Boxed element entries:
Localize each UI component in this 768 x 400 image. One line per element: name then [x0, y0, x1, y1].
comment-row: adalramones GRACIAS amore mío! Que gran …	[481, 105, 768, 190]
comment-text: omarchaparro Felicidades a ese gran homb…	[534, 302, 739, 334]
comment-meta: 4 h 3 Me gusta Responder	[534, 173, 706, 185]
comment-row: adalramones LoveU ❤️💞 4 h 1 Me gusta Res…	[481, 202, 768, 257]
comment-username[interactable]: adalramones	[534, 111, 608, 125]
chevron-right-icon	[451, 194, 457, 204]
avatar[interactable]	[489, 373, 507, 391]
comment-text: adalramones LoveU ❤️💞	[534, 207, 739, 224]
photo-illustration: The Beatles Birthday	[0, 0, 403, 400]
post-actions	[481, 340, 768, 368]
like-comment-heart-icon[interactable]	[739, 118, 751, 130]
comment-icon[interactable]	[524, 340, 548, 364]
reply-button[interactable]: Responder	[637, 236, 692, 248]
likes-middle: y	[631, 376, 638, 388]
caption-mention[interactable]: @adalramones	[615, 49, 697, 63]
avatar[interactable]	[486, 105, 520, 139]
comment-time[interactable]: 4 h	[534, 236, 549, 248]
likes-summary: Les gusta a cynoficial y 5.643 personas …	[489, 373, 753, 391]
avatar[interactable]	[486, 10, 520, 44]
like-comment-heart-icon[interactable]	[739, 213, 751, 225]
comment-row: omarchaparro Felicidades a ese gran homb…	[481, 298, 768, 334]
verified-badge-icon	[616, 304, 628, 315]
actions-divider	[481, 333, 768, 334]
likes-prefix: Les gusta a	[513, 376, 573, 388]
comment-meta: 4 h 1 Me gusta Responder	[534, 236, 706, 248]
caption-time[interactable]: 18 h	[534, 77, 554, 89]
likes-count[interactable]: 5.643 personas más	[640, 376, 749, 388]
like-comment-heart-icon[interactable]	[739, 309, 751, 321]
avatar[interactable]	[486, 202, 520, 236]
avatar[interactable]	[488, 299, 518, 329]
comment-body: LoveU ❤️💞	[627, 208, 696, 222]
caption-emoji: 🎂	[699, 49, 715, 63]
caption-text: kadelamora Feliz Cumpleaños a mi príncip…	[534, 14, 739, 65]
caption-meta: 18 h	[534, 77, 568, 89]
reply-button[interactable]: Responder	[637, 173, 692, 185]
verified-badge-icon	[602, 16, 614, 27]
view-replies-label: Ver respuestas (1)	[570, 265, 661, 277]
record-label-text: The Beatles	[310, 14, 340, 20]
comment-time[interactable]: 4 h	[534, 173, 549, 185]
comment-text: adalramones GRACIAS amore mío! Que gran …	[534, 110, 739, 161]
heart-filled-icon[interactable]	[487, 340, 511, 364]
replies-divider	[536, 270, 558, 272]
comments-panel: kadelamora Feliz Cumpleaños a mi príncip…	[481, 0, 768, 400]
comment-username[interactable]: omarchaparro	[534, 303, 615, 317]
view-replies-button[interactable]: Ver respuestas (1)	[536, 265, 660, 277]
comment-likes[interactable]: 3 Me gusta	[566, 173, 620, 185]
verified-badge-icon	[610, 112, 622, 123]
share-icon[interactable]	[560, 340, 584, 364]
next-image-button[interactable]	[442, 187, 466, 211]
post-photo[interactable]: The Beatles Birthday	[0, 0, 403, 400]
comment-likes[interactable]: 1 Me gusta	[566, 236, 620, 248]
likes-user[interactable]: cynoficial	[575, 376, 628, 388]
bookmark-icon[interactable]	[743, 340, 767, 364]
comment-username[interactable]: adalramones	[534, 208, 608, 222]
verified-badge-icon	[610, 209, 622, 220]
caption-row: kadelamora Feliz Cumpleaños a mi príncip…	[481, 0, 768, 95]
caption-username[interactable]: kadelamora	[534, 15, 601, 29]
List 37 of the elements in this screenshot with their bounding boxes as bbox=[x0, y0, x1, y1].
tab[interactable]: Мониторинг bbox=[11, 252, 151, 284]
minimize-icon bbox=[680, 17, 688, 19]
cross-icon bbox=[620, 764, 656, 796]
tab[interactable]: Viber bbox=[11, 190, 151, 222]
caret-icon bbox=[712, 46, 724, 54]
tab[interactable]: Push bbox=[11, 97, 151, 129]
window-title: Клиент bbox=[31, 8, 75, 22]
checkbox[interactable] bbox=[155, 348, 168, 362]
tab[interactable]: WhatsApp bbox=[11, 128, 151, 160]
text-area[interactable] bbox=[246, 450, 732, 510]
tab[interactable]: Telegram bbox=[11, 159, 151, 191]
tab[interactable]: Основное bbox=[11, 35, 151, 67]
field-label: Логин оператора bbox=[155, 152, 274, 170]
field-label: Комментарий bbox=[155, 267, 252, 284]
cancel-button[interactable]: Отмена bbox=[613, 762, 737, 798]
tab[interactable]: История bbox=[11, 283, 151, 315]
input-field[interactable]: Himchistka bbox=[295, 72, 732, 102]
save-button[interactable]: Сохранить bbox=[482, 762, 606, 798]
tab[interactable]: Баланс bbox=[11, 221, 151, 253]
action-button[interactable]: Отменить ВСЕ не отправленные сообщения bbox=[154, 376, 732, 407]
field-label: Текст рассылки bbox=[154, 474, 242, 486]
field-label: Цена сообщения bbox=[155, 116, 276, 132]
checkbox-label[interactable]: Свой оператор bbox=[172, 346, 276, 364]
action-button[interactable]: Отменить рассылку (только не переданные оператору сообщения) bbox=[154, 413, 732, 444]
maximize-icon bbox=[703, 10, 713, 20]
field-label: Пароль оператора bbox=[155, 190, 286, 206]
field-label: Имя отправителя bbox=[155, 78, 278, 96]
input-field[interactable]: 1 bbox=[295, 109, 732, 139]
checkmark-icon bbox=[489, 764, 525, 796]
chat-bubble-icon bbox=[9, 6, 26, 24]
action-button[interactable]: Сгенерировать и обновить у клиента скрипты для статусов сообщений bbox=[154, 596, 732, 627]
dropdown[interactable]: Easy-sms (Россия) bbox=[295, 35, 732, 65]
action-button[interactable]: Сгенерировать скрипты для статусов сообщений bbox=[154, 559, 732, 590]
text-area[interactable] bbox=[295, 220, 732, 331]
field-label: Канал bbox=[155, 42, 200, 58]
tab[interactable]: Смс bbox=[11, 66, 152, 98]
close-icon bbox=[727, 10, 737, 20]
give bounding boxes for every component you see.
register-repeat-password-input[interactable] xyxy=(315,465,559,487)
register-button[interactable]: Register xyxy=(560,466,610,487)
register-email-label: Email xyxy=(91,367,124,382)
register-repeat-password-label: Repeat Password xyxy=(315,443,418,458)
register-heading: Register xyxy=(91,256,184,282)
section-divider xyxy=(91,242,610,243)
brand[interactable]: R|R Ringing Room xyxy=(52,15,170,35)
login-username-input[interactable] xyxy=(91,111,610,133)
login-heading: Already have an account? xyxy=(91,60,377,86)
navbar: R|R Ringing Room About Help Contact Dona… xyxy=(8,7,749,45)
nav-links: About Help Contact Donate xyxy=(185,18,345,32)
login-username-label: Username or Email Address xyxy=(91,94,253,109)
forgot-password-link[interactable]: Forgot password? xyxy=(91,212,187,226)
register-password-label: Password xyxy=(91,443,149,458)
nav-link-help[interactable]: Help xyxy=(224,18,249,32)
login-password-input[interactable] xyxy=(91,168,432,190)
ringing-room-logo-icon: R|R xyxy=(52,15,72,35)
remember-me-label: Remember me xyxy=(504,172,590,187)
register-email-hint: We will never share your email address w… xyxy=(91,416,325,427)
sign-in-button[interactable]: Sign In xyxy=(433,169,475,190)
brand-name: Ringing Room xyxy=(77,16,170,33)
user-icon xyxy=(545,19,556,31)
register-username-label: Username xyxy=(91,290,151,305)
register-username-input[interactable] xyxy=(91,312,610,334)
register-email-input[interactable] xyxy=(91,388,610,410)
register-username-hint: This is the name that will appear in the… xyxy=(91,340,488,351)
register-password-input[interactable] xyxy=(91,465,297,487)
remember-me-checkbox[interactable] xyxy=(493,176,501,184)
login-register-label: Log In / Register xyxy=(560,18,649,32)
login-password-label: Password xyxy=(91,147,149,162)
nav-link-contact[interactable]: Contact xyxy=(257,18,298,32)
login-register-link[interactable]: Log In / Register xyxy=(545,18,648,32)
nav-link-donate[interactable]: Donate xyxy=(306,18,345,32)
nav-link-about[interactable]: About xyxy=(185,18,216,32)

Given task: Rewrite the records from the first line down through the line containing "comment-row: omarchaparro Felicidades", changing every "like-comment-heart-icon" to "comment-like-icon" and keeping everything else the same.

Task output:
Localize each UI component in this 768 x 400 image. One line per element: name then [x0, y0, x1, y1].
comment-row: adalramones GRACIAS amore mío! Que gran …	[481, 105, 768, 190]
comment-text: omarchaparro Felicidades a ese gran homb…	[534, 302, 739, 334]
comment-meta: 4 h 3 Me gusta Responder	[534, 173, 706, 185]
comment-row: adalramones LoveU ❤️💞 4 h 1 Me gusta Res…	[481, 202, 768, 257]
comment-username[interactable]: adalramones	[534, 111, 608, 125]
chevron-right-icon	[451, 194, 457, 204]
avatar[interactable]	[489, 373, 507, 391]
comment-text: adalramones LoveU ❤️💞	[534, 207, 739, 224]
photo-illustration: The Beatles Birthday	[0, 0, 403, 400]
post-actions	[481, 340, 768, 368]
comment-like-icon[interactable]	[739, 118, 751, 130]
comment-icon[interactable]	[524, 340, 548, 364]
reply-button[interactable]: Responder	[637, 236, 692, 248]
likes-middle: y	[631, 376, 638, 388]
caption-mention[interactable]: @adalramones	[615, 49, 697, 63]
avatar[interactable]	[486, 105, 520, 139]
comment-time[interactable]: 4 h	[534, 236, 549, 248]
likes-summary: Les gusta a cynoficial y 5.643 personas …	[489, 373, 753, 391]
avatar[interactable]	[486, 10, 520, 44]
comment-like-icon[interactable]	[739, 213, 751, 225]
comment-row: omarchaparro Felicidades a ese gran homb…	[481, 298, 768, 334]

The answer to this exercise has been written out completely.